What the exercise asks:
Copy every line of the data below word for word, leaving out the pictures.
--- Provided records ---
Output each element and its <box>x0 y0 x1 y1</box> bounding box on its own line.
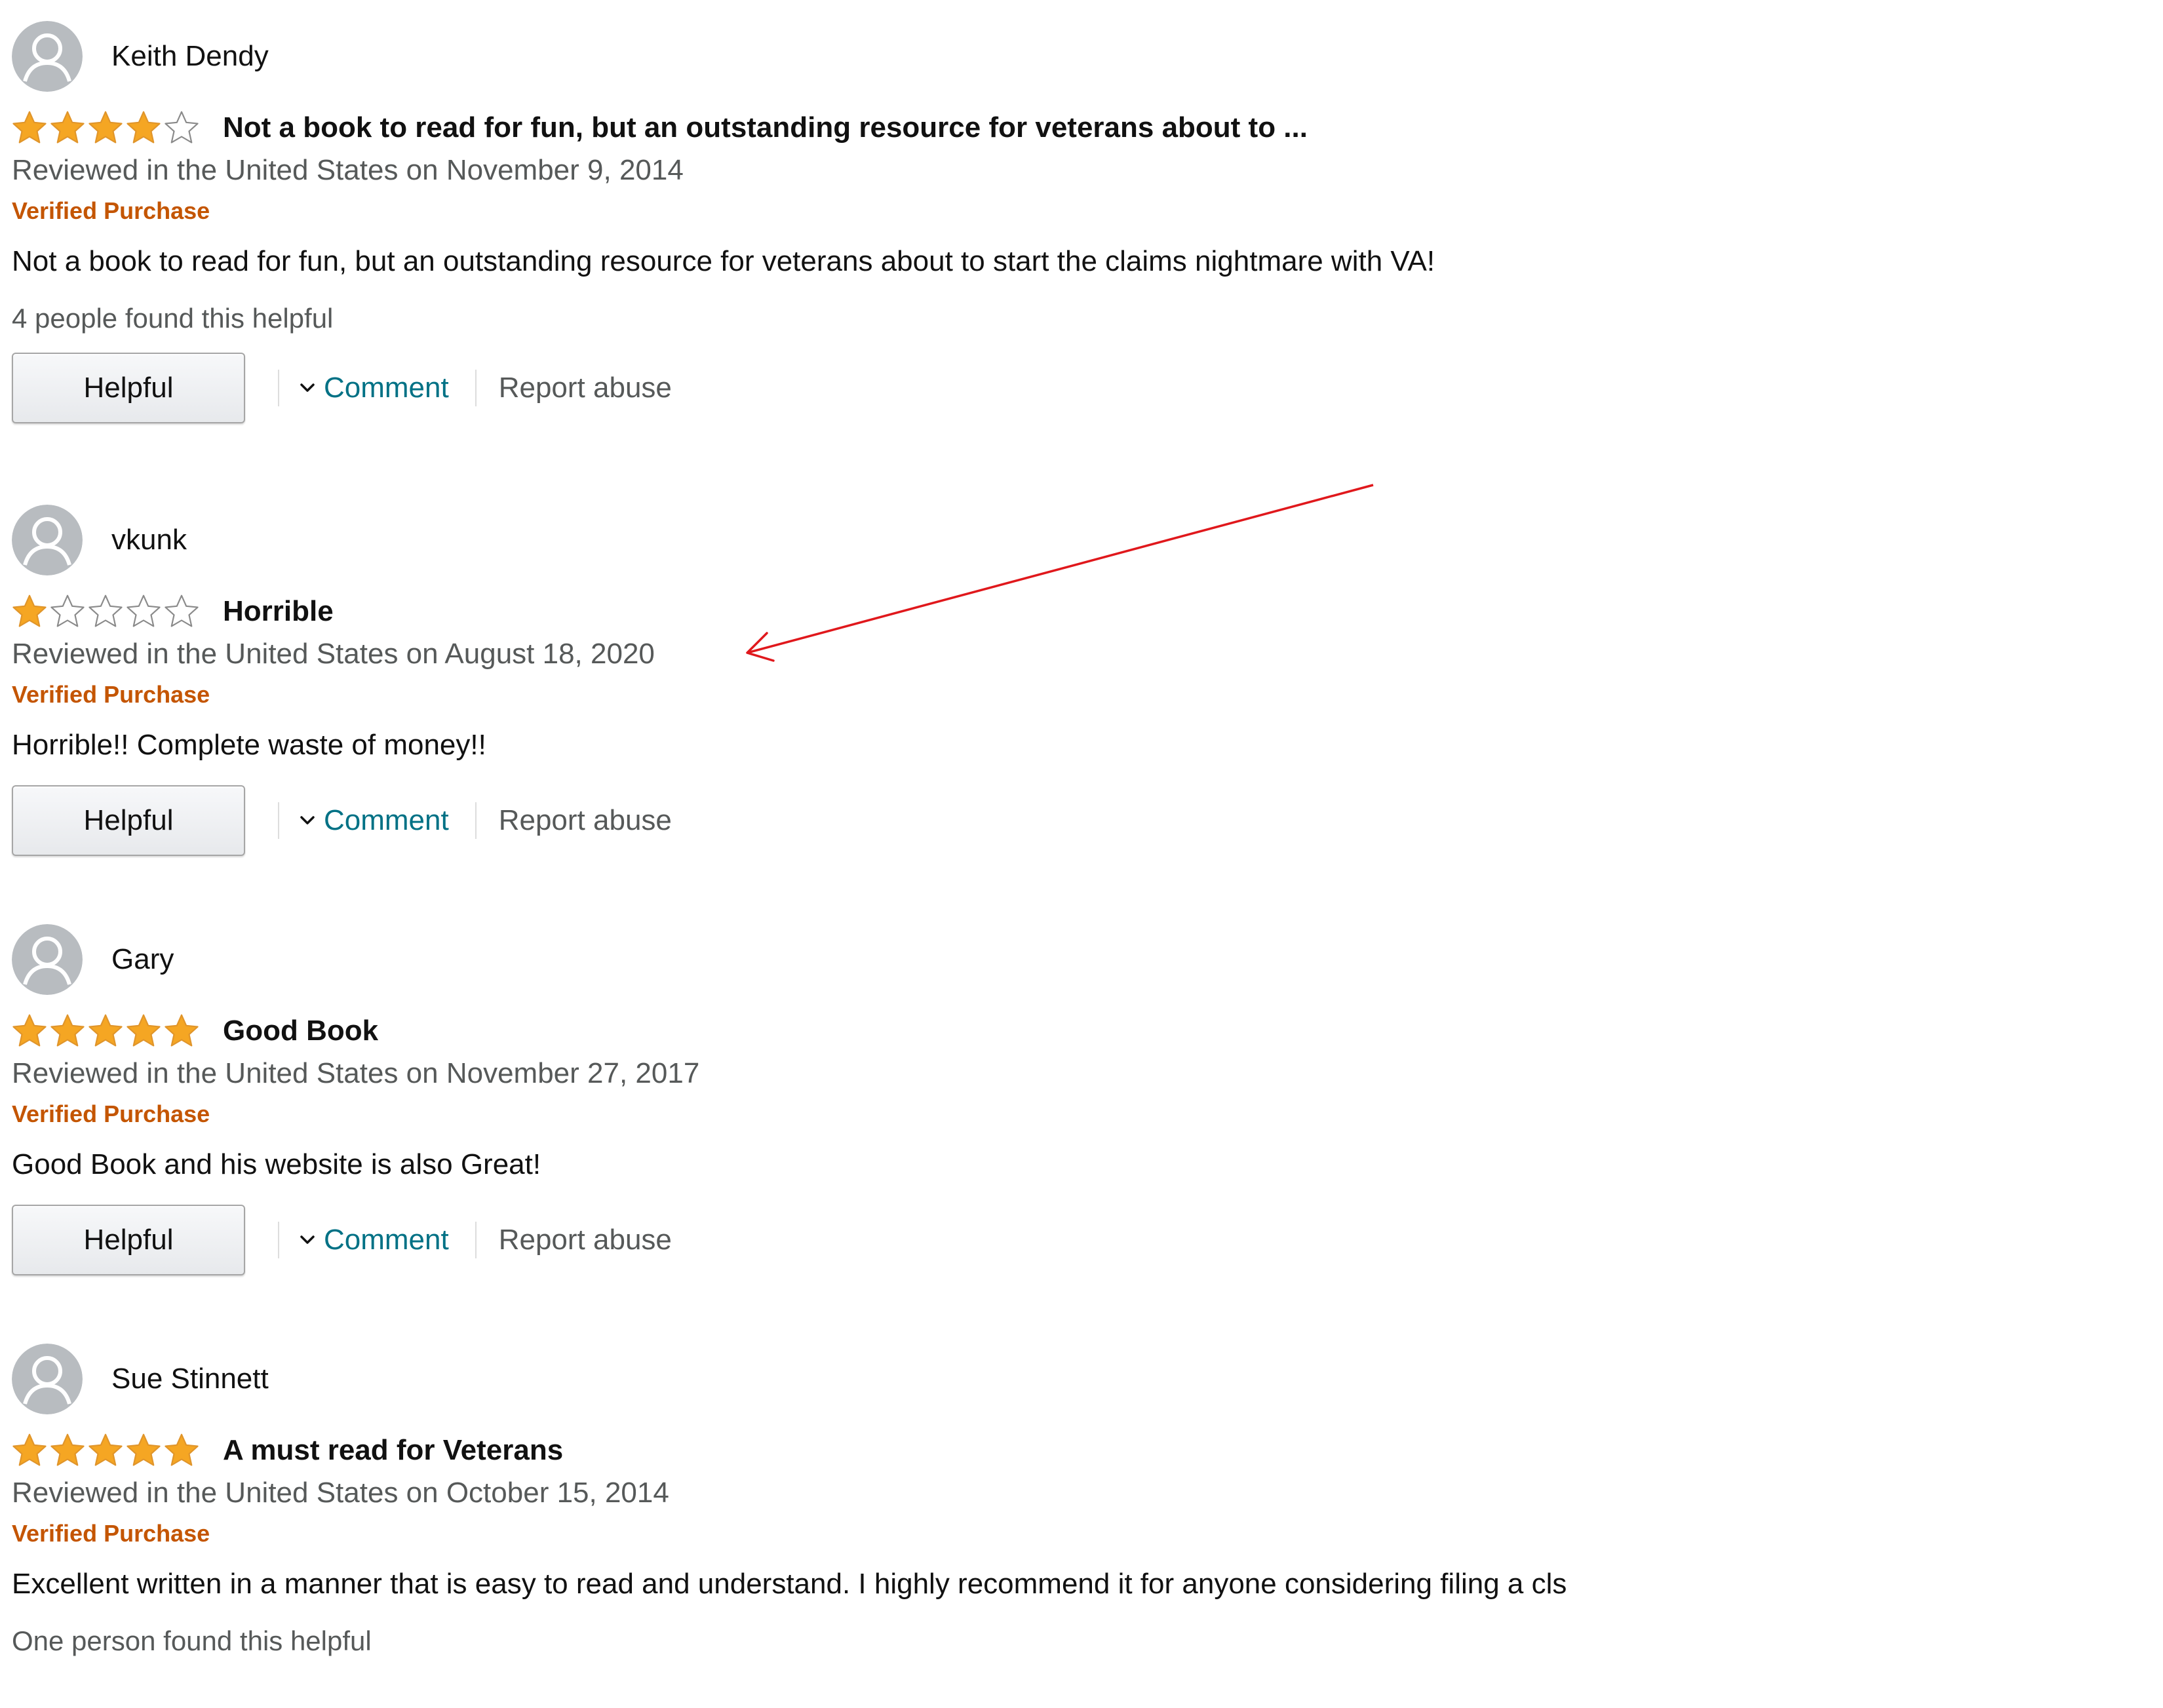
reviewer-name[interactable]: Gary <box>111 943 174 976</box>
reviewer-profile[interactable]: Keith Dendy <box>12 18 2109 94</box>
review-title[interactable]: Good Book <box>223 1015 378 1047</box>
review-title-row: Horrible <box>12 591 2109 632</box>
verified-purchase-badge[interactable]: Verified Purchase <box>12 1097 2109 1131</box>
comment-link[interactable]: Comment <box>299 372 449 404</box>
review-date: Reviewed in the United States on August … <box>12 638 655 670</box>
chevron-down-icon[interactable] <box>299 1234 316 1246</box>
review-actions: Helpful Comment Report abuse <box>12 351 2109 425</box>
report-abuse-link[interactable]: Report abuse <box>499 804 672 837</box>
chevron-down-icon[interactable] <box>299 382 316 394</box>
review-card: Sue Stinnett A must read for Veterans Revi… <box>12 1341 2109 1708</box>
review-title-row: Good Book <box>12 1011 2109 1051</box>
review-card: vkunk Horrible Reviewed in the United Stat… <box>12 502 2109 922</box>
review-actions: Helpful Comment Report abuse <box>12 784 2109 857</box>
reviewer-name[interactable]: Keith Dendy <box>111 40 269 73</box>
star-filled-icon <box>126 110 161 146</box>
comment-label[interactable]: Comment <box>324 1224 449 1256</box>
star-filled-icon <box>126 1013 161 1049</box>
verified-purchase-badge[interactable]: Verified Purchase <box>12 1517 2109 1551</box>
reviewer-name[interactable]: vkunk <box>111 524 187 556</box>
helpful-count: One person found this helpful <box>12 1625 372 1656</box>
star-filled-icon <box>126 1433 161 1468</box>
comment-label[interactable]: Comment <box>324 804 449 837</box>
review-title-row: Not a book to read for fun, but an outst… <box>12 107 2109 148</box>
reviews-list: Keith Dendy Not a book to read for fun, b… <box>12 18 2109 1708</box>
star-filled-icon <box>88 1433 123 1468</box>
star-rating[interactable] <box>12 1013 199 1049</box>
review-title-row: A must read for Veterans <box>12 1430 2109 1471</box>
action-divider <box>278 370 279 406</box>
comment-link[interactable]: Comment <box>299 1224 449 1256</box>
star-filled-icon <box>12 594 47 629</box>
star-empty-icon <box>88 594 123 629</box>
review-title[interactable]: Horrible <box>223 595 334 628</box>
star-filled-icon <box>164 1433 199 1468</box>
chevron-down-icon[interactable] <box>299 815 316 826</box>
action-divider <box>475 370 477 406</box>
star-rating[interactable] <box>12 110 199 146</box>
reviewer-profile[interactable]: Gary <box>12 922 2109 998</box>
reviewer-name[interactable]: Sue Stinnett <box>111 1363 269 1395</box>
comment-link[interactable]: Comment <box>299 804 449 837</box>
review-card: Keith Dendy Not a book to read for fun, b… <box>12 18 2109 502</box>
star-empty-icon <box>50 594 85 629</box>
action-divider <box>278 802 279 839</box>
avatar-icon[interactable] <box>12 21 83 92</box>
review-body: Excellent written in a manner that is ea… <box>12 1568 1567 1600</box>
star-rating[interactable] <box>12 594 199 629</box>
star-filled-icon <box>50 1013 85 1049</box>
avatar-icon[interactable] <box>12 1344 83 1414</box>
review-title[interactable]: A must read for Veterans <box>223 1434 563 1467</box>
review-actions: Helpful Comment Report abuse <box>12 1203 2109 1277</box>
helpful-button[interactable]: Helpful <box>12 1205 245 1275</box>
star-filled-icon <box>50 110 85 146</box>
review-body: Good Book and his website is also Great! <box>12 1148 541 1180</box>
star-filled-icon <box>164 1013 199 1049</box>
star-filled-icon <box>88 110 123 146</box>
star-filled-icon <box>12 1013 47 1049</box>
report-abuse-link[interactable]: Report abuse <box>499 372 672 404</box>
star-empty-icon <box>126 594 161 629</box>
action-divider <box>475 1222 477 1258</box>
star-filled-icon <box>50 1433 85 1468</box>
star-filled-icon <box>88 1013 123 1049</box>
star-empty-icon <box>164 594 199 629</box>
review-date: Reviewed in the United States on October… <box>12 1477 669 1509</box>
review-date: Reviewed in the United States on Novembe… <box>12 1057 700 1089</box>
star-filled-icon <box>12 110 47 146</box>
avatar-icon[interactable] <box>12 924 83 995</box>
helpful-count: 4 people found this helpful <box>12 303 334 334</box>
review-body: Not a book to read for fun, but an outst… <box>12 245 1435 277</box>
reviewer-profile[interactable]: Sue Stinnett <box>12 1341 2109 1417</box>
action-divider <box>278 1222 279 1258</box>
star-rating[interactable] <box>12 1433 199 1468</box>
review-body: Horrible!! Complete waste of money!! <box>12 729 486 761</box>
star-empty-icon <box>164 110 199 146</box>
avatar-icon[interactable] <box>12 505 83 575</box>
star-filled-icon <box>12 1433 47 1468</box>
verified-purchase-badge[interactable]: Verified Purchase <box>12 194 2109 228</box>
review-title[interactable]: Not a book to read for fun, but an outst… <box>223 111 1308 144</box>
review-date: Reviewed in the United States on Novembe… <box>12 154 684 186</box>
comment-label[interactable]: Comment <box>324 372 449 404</box>
review-card: Gary Good Book Reviewed in the United Stat… <box>12 922 2109 1341</box>
helpful-button[interactable]: Helpful <box>12 353 245 423</box>
reviewer-profile[interactable]: vkunk <box>12 502 2109 578</box>
helpful-button[interactable]: Helpful <box>12 785 245 856</box>
verified-purchase-badge[interactable]: Verified Purchase <box>12 678 2109 712</box>
action-divider <box>475 802 477 839</box>
report-abuse-link[interactable]: Report abuse <box>499 1224 672 1256</box>
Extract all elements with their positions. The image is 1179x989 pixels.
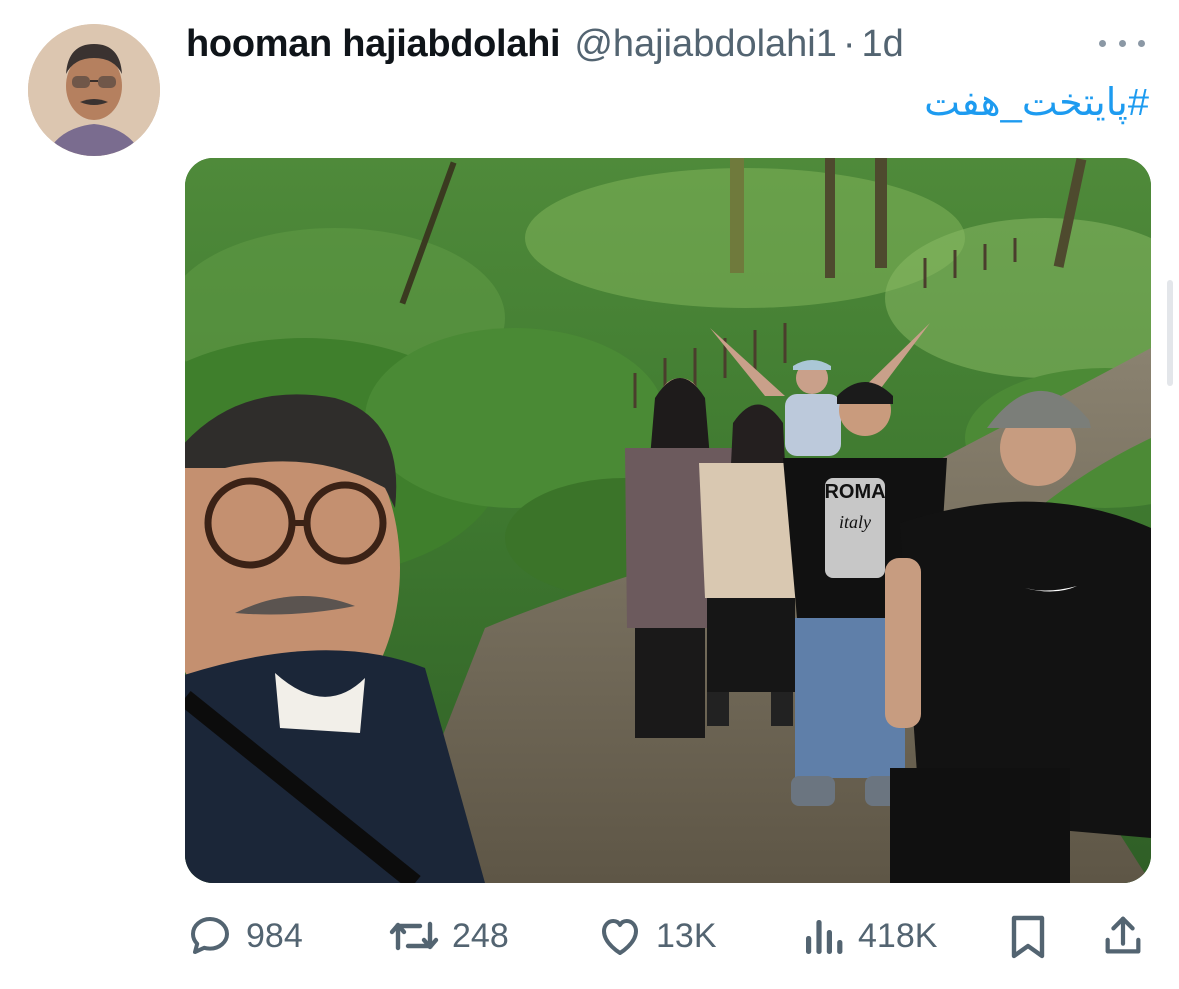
avatar-image [28,24,160,156]
scrollbar[interactable] [1167,280,1173,386]
reply-button[interactable]: 984 [186,912,303,960]
photo-image: ROMA italy [185,158,1151,883]
like-count: 13K [656,916,717,955]
action-bar: 984 248 13K 418K [186,910,1145,962]
avatar[interactable] [28,24,160,156]
tweet-photo[interactable]: ROMA italy [185,158,1151,883]
more-icon[interactable] [1099,28,1145,58]
heart-icon [602,919,638,955]
shirt-logo-sub: italy [839,512,871,532]
separator-dot: · [842,22,856,65]
views-button[interactable]: 418K [802,912,937,960]
like-button[interactable]: 13K [596,912,717,960]
retweet-button[interactable]: 248 [388,912,509,960]
bookmark-icon [1011,915,1045,959]
display-name[interactable]: hooman hajiabdolahi [186,23,561,66]
user-handle[interactable]: @hajiabdolahi1 [574,23,837,66]
views-count: 418K [858,916,938,955]
retweet-count: 248 [452,916,509,955]
share-icon [1105,916,1141,954]
shirt-logo-text: ROMA [824,481,885,503]
views-icon [806,920,843,954]
reply-icon [191,917,229,954]
share-button[interactable] [1100,912,1146,960]
reply-count: 984 [246,916,303,955]
timestamp[interactable]: 1d [862,23,904,66]
bookmark-button[interactable] [1006,912,1050,960]
hashtag-link[interactable]: #پایتخت_هفت [924,80,1149,125]
retweet-icon [389,921,439,951]
tweet-header: hooman hajiabdolahi @hajiabdolahi1 · 1d [186,22,1149,66]
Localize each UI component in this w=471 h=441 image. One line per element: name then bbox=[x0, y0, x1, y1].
---
Result for this exercise:
Output each element and its <box>x0 y0 x1 y1</box> bounding box on its own line.
reviewer-name[interactable]: Gary <box>111 943 174 976</box>
reviewer-profile[interactable]: Keith Dendy <box>12 18 2109 94</box>
review-title[interactable]: Good Book <box>223 1015 378 1047</box>
review-title-row: Horrible <box>12 591 2109 632</box>
verified-purchase-badge[interactable]: Verified Purchase <box>12 1097 2109 1131</box>
comment-link[interactable]: Comment <box>299 372 449 404</box>
review-date: Reviewed in the United States on August … <box>12 638 655 670</box>
chevron-down-icon[interactable] <box>299 1234 316 1246</box>
review-actions: Helpful Comment Report abuse <box>12 351 2109 425</box>
report-abuse-link[interactable]: Report abuse <box>499 804 672 837</box>
chevron-down-icon[interactable] <box>299 382 316 394</box>
review-card: Sue Stinnett A must read for Veterans Revi… <box>12 1341 2109 1708</box>
review-title-row: Good Book <box>12 1011 2109 1051</box>
review-card: vkunk Horrible Reviewed in the United Stat… <box>12 502 2109 922</box>
review-actions: Helpful Comment Report abuse <box>12 784 2109 857</box>
reviewer-name[interactable]: Keith Dendy <box>111 40 269 73</box>
star-filled-icon <box>126 110 161 146</box>
comment-label[interactable]: Comment <box>324 1224 449 1256</box>
star-filled-icon <box>126 1013 161 1049</box>
verified-purchase-badge[interactable]: Verified Purchase <box>12 1517 2109 1551</box>
reviewer-name[interactable]: vkunk <box>111 524 187 556</box>
helpful-count: One person found this helpful <box>12 1625 372 1656</box>
star-filled-icon <box>126 1433 161 1468</box>
comment-label[interactable]: Comment <box>324 804 449 837</box>
review-title-row: Not a book to read for fun, but an outst… <box>12 107 2109 148</box>
reviews-list: Keith Dendy Not a book to read for fun, b… <box>12 18 2109 1708</box>
star-filled-icon <box>88 1433 123 1468</box>
star-rating[interactable] <box>12 1013 199 1049</box>
review-title-row: A must read for Veterans <box>12 1430 2109 1471</box>
action-divider <box>278 370 279 406</box>
comment-link[interactable]: Comment <box>299 1224 449 1256</box>
star-filled-icon <box>12 594 47 629</box>
star-empty-icon <box>88 594 123 629</box>
review-title[interactable]: Horrible <box>223 595 334 628</box>
star-filled-icon <box>164 1433 199 1468</box>
chevron-down-icon[interactable] <box>299 815 316 826</box>
action-divider <box>475 370 477 406</box>
star-rating[interactable] <box>12 110 199 146</box>
reviewer-profile[interactable]: Gary <box>12 922 2109 998</box>
reviewer-name[interactable]: Sue Stinnett <box>111 1363 269 1395</box>
comment-link[interactable]: Comment <box>299 804 449 837</box>
review-card: Keith Dendy Not a book to read for fun, b… <box>12 18 2109 502</box>
star-empty-icon <box>50 594 85 629</box>
action-divider <box>278 802 279 839</box>
avatar-icon[interactable] <box>12 21 83 92</box>
review-body: Excellent written in a manner that is ea… <box>12 1568 1567 1600</box>
star-rating[interactable] <box>12 594 199 629</box>
star-filled-icon <box>50 1013 85 1049</box>
avatar-icon[interactable] <box>12 1344 83 1414</box>
review-title[interactable]: A must read for Veterans <box>223 1434 563 1467</box>
review-actions: Helpful Comment Report abuse <box>12 1203 2109 1277</box>
helpful-button[interactable]: Helpful <box>12 1205 245 1275</box>
star-filled-icon <box>50 110 85 146</box>
review-body: Good Book and his website is also Great! <box>12 1148 541 1180</box>
star-filled-icon <box>164 1013 199 1049</box>
star-filled-icon <box>88 110 123 146</box>
star-filled-icon <box>12 1013 47 1049</box>
report-abuse-link[interactable]: Report abuse <box>499 372 672 404</box>
star-empty-icon <box>126 594 161 629</box>
action-divider <box>475 1222 477 1258</box>
star-filled-icon <box>50 1433 85 1468</box>
star-filled-icon <box>88 1013 123 1049</box>
star-empty-icon <box>164 594 199 629</box>
review-date: Reviewed in the United States on October… <box>12 1477 669 1509</box>
review-date: Reviewed in the United States on Novembe… <box>12 1057 700 1089</box>
star-filled-icon <box>12 110 47 146</box>
avatar-icon[interactable] <box>12 924 83 995</box>
helpful-count: 4 people found this helpful <box>12 303 334 334</box>
review-body: Not a book to read for fun, but an outst… <box>12 245 1435 277</box>
reviewer-profile[interactable]: Sue Stinnett <box>12 1341 2109 1417</box>
action-divider <box>278 1222 279 1258</box>
star-rating[interactable] <box>12 1433 199 1468</box>
review-body: Horrible!! Complete waste of money!! <box>12 729 486 761</box>
star-empty-icon <box>164 110 199 146</box>
avatar-icon[interactable] <box>12 505 83 575</box>
star-filled-icon <box>12 1433 47 1468</box>
verified-purchase-badge[interactable]: Verified Purchase <box>12 194 2109 228</box>
review-title[interactable]: Not a book to read for fun, but an outst… <box>223 111 1308 144</box>
review-date: Reviewed in the United States on Novembe… <box>12 154 684 186</box>
comment-label[interactable]: Comment <box>324 372 449 404</box>
review-card: Gary Good Book Reviewed in the United Stat… <box>12 922 2109 1341</box>
helpful-button[interactable]: Helpful <box>12 353 245 423</box>
reviewer-profile[interactable]: vkunk <box>12 502 2109 578</box>
helpful-button[interactable]: Helpful <box>12 785 245 856</box>
verified-purchase-badge[interactable]: Verified Purchase <box>12 678 2109 712</box>
action-divider <box>475 802 477 839</box>
report-abuse-link[interactable]: Report abuse <box>499 1224 672 1256</box>
Extract all elements with their positions. The image is 1179x989 pixels.
avatar-image [28,24,160,156]
scrollbar[interactable] [1167,280,1173,386]
reply-button[interactable]: 984 [186,912,303,960]
photo-image: ROMA italy [185,158,1151,883]
like-count: 13K [656,916,717,955]
action-bar: 984 248 13K 418K [186,910,1145,962]
avatar[interactable] [28,24,160,156]
tweet-photo[interactable]: ROMA italy [185,158,1151,883]
more-icon[interactable] [1099,28,1145,58]
heart-icon [602,919,638,955]
shirt-logo-sub: italy [839,512,871,532]
separator-dot: · [842,22,856,65]
views-button[interactable]: 418K [802,912,937,960]
like-button[interactable]: 13K [596,912,717,960]
retweet-button[interactable]: 248 [388,912,509,960]
bookmark-icon [1011,915,1045,959]
display-name[interactable]: hooman hajiabdolahi [186,23,561,66]
user-handle[interactable]: @hajiabdolahi1 [574,23,837,66]
views-count: 418K [858,916,938,955]
retweet-count: 248 [452,916,509,955]
share-icon [1105,916,1141,954]
shirt-logo-text: ROMA [824,481,885,503]
views-icon [806,920,843,954]
reply-icon [191,917,229,954]
share-button[interactable] [1100,912,1146,960]
reply-count: 984 [246,916,303,955]
timestamp[interactable]: 1d [862,23,904,66]
bookmark-button[interactable] [1006,912,1050,960]
hashtag-link[interactable]: #پایتخت_هفت [924,80,1149,125]
retweet-icon [389,921,439,951]
tweet-header: hooman hajiabdolahi @hajiabdolahi1 · 1d [186,22,1149,66]
Localize each UI component in this w=471 h=441 image. One line per element: name then bbox=[x0, y0, x1, y1].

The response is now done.